** Begin **
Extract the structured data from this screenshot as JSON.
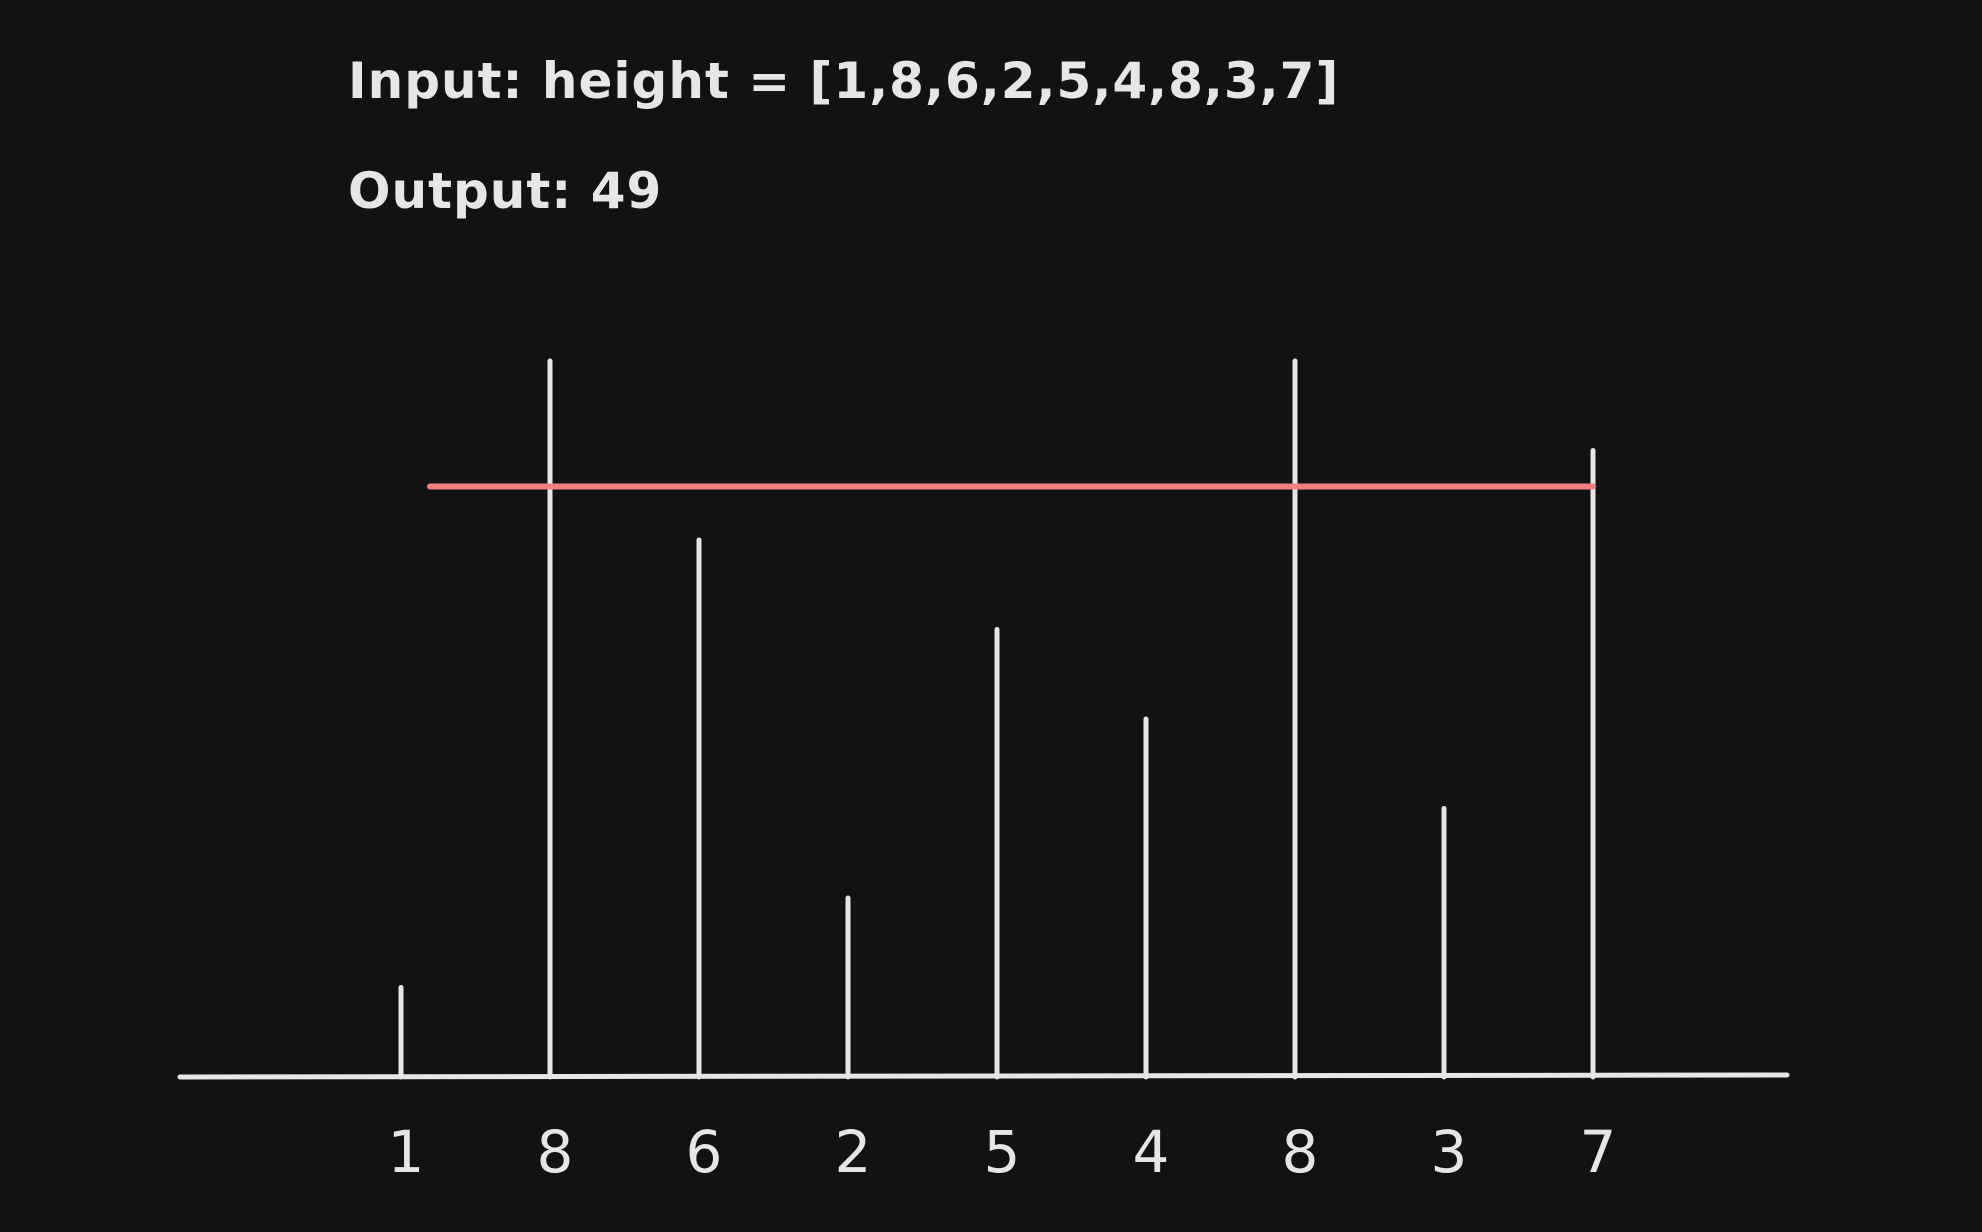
{
  "header": {
    "input_prefix": "Input:",
    "input_text": "height = [1,8,6,2,5,4,8,3,7]",
    "output_prefix": "Output:",
    "output_value": "49"
  },
  "chart_data": {
    "type": "bar",
    "heights": [
      1,
      8,
      6,
      2,
      5,
      4,
      8,
      3,
      7
    ],
    "labels": [
      "1",
      "8",
      "6",
      "2",
      "5",
      "4",
      "8",
      "3",
      "7"
    ],
    "container": {
      "left_index": 1,
      "right_index": 8,
      "water_level": 7,
      "area": 49
    }
  },
  "colors": {
    "background": "#121212",
    "line": "#e6e6e6",
    "water": "#f47f7f"
  }
}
** End **
[Task requirements]:
Leave out all pictures, then copy the remaining material exactly.

[Exercise output]:
Extract the structured data from this screenshot as JSON.
{
  "header": {
    "input_prefix": "Input:",
    "input_text": "height = [1,8,6,2,5,4,8,3,7]",
    "output_prefix": "Output:",
    "output_value": "49"
  },
  "chart_data": {
    "type": "bar",
    "heights": [
      1,
      8,
      6,
      2,
      5,
      4,
      8,
      3,
      7
    ],
    "labels": [
      "1",
      "8",
      "6",
      "2",
      "5",
      "4",
      "8",
      "3",
      "7"
    ],
    "container": {
      "left_index": 1,
      "right_index": 8,
      "water_level": 7,
      "area": 49
    }
  },
  "colors": {
    "background": "#121212",
    "line": "#e6e6e6",
    "water": "#f47f7f"
  }
}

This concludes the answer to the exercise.